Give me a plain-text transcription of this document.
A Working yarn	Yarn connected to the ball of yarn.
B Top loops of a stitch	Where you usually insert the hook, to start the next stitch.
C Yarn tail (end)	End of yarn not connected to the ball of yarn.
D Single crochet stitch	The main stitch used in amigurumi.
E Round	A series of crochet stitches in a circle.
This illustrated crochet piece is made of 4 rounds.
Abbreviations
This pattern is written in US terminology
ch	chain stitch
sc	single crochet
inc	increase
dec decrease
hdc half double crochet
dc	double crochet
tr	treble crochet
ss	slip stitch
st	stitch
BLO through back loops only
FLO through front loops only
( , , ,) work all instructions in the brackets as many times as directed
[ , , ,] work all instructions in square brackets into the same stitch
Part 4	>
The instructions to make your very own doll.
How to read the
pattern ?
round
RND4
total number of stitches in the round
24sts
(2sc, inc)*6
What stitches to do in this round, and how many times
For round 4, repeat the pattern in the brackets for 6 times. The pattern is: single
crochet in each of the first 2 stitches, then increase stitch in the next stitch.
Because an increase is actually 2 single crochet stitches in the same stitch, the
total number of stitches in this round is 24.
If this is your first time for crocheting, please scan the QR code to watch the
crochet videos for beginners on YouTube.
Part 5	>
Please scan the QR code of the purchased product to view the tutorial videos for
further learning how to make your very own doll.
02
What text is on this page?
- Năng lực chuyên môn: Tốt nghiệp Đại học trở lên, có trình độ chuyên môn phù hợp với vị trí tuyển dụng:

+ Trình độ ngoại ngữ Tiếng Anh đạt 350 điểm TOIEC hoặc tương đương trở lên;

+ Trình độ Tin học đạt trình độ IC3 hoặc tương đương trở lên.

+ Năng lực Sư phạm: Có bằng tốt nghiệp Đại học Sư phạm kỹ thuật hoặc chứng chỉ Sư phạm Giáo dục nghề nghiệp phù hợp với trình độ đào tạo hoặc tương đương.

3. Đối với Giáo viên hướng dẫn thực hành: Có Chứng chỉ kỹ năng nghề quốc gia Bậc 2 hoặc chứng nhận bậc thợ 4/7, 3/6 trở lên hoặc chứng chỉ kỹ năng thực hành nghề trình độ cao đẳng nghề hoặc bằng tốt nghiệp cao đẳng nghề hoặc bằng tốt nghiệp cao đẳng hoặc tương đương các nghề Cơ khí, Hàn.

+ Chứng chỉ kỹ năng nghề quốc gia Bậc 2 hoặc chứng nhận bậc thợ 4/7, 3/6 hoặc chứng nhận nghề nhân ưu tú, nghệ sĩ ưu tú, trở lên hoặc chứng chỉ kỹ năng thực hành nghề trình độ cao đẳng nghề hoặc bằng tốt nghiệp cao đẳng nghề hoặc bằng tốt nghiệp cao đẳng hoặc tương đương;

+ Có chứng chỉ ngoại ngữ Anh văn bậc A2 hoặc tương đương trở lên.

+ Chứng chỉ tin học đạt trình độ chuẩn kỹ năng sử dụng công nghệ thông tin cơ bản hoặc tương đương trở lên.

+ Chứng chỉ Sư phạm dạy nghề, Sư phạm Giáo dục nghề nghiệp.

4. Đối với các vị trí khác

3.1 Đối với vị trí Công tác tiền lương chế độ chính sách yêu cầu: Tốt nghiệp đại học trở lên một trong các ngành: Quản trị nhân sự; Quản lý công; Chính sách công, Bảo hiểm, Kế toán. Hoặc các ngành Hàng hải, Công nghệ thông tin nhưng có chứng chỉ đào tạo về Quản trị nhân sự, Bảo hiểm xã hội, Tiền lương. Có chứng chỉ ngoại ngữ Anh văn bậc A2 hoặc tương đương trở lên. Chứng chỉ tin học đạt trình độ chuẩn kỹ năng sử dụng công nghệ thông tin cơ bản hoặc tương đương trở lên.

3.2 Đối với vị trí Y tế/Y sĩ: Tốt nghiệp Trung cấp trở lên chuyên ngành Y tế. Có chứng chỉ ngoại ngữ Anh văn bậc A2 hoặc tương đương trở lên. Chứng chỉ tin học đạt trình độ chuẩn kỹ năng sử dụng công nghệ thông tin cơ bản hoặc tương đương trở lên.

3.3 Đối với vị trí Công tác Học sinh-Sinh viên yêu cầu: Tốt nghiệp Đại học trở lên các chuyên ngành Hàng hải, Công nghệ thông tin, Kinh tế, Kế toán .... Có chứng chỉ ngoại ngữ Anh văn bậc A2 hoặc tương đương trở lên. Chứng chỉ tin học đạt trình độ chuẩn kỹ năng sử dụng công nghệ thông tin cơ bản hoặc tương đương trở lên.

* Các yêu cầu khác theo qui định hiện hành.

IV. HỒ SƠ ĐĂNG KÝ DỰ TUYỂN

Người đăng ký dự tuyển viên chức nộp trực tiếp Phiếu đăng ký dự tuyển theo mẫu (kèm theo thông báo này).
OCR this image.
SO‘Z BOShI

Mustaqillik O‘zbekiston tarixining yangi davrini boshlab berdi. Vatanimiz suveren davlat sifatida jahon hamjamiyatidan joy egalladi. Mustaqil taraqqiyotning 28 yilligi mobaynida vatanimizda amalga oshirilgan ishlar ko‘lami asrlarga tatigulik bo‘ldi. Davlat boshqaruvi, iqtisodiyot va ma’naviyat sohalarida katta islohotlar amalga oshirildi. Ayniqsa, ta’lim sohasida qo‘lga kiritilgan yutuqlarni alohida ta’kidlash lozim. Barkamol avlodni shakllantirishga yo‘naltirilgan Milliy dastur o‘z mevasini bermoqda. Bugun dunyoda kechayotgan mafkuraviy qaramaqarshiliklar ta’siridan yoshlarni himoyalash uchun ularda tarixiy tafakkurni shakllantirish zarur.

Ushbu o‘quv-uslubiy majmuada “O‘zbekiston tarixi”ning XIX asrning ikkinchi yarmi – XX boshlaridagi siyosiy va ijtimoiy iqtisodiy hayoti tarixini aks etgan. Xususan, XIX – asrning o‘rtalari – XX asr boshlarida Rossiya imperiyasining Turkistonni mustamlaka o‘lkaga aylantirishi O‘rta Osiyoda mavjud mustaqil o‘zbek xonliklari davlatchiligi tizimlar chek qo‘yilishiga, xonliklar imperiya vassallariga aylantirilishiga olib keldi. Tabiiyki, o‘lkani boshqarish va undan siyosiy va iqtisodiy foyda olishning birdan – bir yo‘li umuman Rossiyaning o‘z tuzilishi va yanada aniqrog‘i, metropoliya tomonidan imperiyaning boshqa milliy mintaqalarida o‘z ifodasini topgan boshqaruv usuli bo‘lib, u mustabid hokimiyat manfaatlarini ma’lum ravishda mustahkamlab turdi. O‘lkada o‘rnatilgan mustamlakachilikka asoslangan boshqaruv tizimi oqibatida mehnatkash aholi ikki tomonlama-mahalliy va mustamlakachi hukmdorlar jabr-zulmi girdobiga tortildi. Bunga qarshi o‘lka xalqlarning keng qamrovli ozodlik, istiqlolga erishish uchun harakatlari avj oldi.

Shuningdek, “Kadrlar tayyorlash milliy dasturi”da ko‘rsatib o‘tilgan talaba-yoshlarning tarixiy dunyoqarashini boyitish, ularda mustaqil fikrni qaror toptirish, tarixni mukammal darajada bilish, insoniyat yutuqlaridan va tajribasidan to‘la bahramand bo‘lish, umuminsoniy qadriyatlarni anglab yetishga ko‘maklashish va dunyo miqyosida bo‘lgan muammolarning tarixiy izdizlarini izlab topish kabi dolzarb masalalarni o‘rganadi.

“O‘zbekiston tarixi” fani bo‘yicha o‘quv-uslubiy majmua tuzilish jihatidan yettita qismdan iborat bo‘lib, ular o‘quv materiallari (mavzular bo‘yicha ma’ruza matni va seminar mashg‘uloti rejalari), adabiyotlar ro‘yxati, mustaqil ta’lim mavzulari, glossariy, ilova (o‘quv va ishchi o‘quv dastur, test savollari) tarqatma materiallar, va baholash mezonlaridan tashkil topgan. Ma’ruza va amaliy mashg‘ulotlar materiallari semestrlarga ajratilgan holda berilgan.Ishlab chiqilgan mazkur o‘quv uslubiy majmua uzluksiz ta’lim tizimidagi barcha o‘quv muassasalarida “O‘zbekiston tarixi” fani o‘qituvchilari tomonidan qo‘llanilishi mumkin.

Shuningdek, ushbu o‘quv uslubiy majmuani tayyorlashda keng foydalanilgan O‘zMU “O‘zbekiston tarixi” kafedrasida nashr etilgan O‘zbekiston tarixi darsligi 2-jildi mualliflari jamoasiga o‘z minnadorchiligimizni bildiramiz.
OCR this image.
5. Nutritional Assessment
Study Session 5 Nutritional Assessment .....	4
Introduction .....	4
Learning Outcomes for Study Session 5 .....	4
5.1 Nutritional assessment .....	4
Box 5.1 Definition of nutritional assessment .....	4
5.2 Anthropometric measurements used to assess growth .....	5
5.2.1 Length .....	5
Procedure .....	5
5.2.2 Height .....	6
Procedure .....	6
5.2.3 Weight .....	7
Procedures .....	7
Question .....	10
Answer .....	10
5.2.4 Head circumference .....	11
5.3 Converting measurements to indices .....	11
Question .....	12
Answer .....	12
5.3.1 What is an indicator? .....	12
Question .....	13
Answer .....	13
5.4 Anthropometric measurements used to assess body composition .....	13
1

- - - -

** GIVEN REQUEST **
List all lines from the entries that include the word "Yarn".

** RESULT BELOW **
A Working yarn	Yarn connected to the ball of yarn.
C Yarn tail (end)	End of yarn not connected to the ball of yarn.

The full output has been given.